-- start of Extracted data --
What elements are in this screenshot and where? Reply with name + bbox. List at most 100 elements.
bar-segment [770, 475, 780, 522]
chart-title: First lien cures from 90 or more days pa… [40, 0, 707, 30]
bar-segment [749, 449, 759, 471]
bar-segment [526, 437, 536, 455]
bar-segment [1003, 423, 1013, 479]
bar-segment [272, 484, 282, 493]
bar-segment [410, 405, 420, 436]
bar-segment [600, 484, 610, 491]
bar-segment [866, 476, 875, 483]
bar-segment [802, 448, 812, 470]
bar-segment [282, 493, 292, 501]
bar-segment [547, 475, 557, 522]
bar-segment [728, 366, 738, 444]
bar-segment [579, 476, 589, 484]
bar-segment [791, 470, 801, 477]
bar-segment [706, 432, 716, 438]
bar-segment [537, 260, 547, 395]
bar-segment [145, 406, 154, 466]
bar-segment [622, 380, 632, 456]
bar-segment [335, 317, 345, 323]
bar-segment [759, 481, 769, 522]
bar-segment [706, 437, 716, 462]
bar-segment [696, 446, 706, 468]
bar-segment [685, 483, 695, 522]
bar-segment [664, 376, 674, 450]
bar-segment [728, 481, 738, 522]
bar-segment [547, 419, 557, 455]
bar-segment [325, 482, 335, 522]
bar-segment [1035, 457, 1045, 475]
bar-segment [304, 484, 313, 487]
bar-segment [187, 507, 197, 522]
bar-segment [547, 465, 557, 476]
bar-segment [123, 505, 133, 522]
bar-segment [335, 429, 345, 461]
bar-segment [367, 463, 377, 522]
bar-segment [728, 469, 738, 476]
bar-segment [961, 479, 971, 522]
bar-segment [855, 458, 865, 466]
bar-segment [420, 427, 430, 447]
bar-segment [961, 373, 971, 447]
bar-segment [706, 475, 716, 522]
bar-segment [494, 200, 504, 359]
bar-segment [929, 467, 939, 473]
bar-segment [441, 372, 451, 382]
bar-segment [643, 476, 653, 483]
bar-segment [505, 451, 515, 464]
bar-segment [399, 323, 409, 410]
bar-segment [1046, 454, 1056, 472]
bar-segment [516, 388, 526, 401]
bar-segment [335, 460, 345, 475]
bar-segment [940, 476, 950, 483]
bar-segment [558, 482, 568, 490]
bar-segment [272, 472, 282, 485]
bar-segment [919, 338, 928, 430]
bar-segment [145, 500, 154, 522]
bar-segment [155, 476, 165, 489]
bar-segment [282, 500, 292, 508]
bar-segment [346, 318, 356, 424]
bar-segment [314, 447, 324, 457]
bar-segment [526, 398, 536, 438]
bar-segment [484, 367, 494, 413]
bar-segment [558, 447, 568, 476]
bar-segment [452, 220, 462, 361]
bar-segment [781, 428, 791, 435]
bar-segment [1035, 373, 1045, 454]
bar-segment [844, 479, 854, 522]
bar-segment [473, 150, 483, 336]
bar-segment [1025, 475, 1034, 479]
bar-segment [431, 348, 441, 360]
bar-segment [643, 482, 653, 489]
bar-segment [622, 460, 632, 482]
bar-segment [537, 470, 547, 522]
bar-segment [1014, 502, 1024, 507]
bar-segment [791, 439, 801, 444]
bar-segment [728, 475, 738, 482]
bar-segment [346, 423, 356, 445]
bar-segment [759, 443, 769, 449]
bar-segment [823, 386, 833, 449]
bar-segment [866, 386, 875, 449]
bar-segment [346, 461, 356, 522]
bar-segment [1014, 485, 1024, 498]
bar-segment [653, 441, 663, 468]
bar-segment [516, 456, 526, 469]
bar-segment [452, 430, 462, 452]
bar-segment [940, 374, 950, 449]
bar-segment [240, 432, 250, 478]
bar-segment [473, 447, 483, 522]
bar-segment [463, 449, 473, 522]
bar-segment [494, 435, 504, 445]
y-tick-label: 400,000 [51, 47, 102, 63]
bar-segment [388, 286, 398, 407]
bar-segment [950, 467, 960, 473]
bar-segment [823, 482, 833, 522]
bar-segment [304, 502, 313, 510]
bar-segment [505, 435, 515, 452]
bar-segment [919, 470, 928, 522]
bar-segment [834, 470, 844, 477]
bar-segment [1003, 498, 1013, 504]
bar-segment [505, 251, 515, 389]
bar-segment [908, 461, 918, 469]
-- end of Extracted data --
- [Task statement]: Reproduce the data word for word, from its very first line through the line containing "bar-segment [335, 460, 345, 475]", with both of those lines included.

- [Response]:
What elements are in this screenshot and where? Reply with name + bbox. List at most 100 elements.
bar-segment [770, 475, 780, 522]
chart-title: First lien cures from 90 or more days pa… [40, 0, 707, 30]
bar-segment [749, 449, 759, 471]
bar-segment [526, 437, 536, 455]
bar-segment [1003, 423, 1013, 479]
bar-segment [272, 484, 282, 493]
bar-segment [410, 405, 420, 436]
bar-segment [600, 484, 610, 491]
bar-segment [866, 476, 875, 483]
bar-segment [802, 448, 812, 470]
bar-segment [282, 493, 292, 501]
bar-segment [547, 475, 557, 522]
bar-segment [728, 366, 738, 444]
bar-segment [579, 476, 589, 484]
bar-segment [791, 470, 801, 477]
bar-segment [706, 432, 716, 438]
bar-segment [537, 260, 547, 395]
bar-segment [145, 406, 154, 466]
bar-segment [622, 380, 632, 456]
bar-segment [335, 317, 345, 323]
bar-segment [759, 481, 769, 522]
bar-segment [706, 437, 716, 462]
bar-segment [696, 446, 706, 468]
bar-segment [685, 483, 695, 522]
bar-segment [664, 376, 674, 450]
bar-segment [728, 481, 738, 522]
bar-segment [547, 419, 557, 455]
bar-segment [325, 482, 335, 522]
bar-segment [1035, 457, 1045, 475]
bar-segment [304, 484, 313, 487]
bar-segment [187, 507, 197, 522]
bar-segment [547, 465, 557, 476]
bar-segment [123, 505, 133, 522]
bar-segment [335, 429, 345, 461]
bar-segment [367, 463, 377, 522]
bar-segment [728, 469, 738, 476]
bar-segment [961, 479, 971, 522]
bar-segment [855, 458, 865, 466]
bar-segment [420, 427, 430, 447]
bar-segment [961, 373, 971, 447]
bar-segment [706, 475, 716, 522]
bar-segment [494, 200, 504, 359]
bar-segment [929, 467, 939, 473]
bar-segment [441, 372, 451, 382]
bar-segment [643, 476, 653, 483]
bar-segment [505, 451, 515, 464]
bar-segment [399, 323, 409, 410]
bar-segment [1046, 454, 1056, 472]
bar-segment [516, 388, 526, 401]
bar-segment [335, 460, 345, 475]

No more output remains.